### What the task requires
Count the lines below that contain the word "deceleration". Give only the number.

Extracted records
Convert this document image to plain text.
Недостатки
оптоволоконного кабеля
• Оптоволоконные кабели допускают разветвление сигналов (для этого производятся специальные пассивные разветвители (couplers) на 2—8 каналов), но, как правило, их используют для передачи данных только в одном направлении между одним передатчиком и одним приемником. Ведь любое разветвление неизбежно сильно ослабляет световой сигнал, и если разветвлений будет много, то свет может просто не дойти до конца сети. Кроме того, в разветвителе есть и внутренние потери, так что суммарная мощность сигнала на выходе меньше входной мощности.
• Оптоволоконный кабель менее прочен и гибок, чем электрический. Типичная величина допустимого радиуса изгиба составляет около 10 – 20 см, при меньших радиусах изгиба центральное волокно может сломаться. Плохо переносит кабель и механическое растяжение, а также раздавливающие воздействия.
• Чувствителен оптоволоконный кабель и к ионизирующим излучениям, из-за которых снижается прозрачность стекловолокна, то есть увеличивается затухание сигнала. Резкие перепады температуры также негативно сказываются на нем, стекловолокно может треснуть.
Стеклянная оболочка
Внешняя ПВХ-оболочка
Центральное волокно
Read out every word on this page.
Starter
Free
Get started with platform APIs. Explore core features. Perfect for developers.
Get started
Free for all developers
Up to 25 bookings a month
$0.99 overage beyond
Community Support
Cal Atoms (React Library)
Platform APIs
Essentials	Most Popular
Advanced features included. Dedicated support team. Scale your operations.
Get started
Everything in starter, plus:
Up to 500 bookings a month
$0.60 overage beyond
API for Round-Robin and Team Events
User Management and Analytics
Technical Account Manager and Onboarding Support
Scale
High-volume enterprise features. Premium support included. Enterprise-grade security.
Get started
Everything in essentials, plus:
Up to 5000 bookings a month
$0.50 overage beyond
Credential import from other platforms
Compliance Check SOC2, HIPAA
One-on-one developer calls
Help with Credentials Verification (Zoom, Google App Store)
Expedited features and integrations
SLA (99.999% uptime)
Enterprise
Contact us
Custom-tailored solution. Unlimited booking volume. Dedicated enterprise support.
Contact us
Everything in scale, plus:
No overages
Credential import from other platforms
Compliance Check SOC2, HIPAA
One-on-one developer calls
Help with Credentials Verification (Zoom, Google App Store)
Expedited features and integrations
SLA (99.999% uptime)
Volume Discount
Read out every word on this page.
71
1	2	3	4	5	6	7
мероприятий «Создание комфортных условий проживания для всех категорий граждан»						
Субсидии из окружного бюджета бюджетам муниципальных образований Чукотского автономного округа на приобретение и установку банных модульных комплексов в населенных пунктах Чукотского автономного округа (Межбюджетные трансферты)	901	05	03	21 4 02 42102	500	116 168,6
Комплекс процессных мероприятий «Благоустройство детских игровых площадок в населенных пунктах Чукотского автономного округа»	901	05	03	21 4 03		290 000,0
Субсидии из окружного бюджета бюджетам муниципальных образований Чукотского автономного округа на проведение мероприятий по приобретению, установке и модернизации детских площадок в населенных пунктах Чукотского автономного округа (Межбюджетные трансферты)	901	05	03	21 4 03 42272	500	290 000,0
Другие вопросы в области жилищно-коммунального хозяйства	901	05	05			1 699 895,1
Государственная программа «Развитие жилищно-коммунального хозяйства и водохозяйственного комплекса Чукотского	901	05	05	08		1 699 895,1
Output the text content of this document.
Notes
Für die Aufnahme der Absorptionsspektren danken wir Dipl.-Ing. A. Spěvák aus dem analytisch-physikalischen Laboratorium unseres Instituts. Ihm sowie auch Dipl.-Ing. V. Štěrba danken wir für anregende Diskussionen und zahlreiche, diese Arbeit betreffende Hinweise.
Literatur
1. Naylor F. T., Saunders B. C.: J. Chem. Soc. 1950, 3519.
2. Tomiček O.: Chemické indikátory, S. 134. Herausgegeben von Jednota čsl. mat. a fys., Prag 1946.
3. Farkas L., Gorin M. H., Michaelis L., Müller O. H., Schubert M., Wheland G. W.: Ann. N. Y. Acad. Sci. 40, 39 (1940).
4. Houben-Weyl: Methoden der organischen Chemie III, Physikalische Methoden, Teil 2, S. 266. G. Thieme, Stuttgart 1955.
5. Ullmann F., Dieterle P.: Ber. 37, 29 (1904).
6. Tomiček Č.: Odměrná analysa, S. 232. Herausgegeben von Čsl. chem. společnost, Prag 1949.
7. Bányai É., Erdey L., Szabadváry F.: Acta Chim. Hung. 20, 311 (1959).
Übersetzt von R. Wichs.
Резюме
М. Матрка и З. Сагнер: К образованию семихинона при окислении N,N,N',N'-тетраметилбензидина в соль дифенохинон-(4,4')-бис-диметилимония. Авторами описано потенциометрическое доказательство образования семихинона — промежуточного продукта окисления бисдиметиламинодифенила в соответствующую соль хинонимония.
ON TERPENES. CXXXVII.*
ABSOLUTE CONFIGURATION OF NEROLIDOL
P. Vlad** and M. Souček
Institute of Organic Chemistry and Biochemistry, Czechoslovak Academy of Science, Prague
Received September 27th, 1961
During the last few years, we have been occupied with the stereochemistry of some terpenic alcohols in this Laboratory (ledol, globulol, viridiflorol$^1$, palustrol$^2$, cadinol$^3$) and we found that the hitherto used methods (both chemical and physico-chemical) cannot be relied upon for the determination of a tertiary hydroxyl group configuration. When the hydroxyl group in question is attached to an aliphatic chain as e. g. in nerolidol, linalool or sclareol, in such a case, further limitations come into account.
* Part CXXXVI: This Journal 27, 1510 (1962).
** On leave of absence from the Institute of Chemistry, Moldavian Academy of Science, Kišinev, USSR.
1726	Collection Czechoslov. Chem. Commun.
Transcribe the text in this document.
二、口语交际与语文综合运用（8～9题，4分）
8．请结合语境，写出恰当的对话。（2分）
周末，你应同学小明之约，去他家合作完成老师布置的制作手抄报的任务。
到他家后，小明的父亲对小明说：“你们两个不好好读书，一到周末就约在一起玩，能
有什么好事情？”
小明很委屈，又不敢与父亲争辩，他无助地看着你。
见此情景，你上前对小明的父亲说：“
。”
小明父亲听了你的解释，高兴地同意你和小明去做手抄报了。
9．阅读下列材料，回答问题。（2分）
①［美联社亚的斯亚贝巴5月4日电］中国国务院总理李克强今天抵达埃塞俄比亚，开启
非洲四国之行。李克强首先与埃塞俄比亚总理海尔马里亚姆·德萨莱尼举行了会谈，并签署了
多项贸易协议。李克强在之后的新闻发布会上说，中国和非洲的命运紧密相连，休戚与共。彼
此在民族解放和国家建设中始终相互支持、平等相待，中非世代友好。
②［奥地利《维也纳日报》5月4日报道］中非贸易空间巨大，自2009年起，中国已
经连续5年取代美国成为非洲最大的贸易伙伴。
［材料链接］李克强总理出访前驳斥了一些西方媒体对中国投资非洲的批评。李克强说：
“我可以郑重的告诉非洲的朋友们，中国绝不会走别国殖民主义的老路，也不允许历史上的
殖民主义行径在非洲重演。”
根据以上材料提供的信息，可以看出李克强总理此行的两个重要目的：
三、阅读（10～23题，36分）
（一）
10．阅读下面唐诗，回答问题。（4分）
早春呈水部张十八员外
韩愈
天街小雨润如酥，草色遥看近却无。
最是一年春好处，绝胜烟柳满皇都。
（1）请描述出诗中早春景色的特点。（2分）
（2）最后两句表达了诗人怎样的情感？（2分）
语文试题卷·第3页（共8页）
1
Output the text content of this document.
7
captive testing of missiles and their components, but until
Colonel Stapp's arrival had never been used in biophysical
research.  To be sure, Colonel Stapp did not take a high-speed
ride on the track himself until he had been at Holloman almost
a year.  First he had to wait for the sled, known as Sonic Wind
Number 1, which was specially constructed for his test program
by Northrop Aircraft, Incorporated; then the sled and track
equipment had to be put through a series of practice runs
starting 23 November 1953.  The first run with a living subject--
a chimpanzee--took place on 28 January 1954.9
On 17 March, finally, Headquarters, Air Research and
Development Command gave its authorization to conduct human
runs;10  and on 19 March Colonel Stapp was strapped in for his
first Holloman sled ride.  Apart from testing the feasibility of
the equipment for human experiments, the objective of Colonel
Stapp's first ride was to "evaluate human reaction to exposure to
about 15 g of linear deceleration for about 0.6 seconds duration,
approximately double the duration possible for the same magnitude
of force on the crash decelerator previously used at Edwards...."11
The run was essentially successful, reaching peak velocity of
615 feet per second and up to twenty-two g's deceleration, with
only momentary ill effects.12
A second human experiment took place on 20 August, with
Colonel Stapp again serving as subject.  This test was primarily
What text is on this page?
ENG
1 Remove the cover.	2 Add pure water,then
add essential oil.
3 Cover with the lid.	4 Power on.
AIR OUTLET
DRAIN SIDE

### Task response
2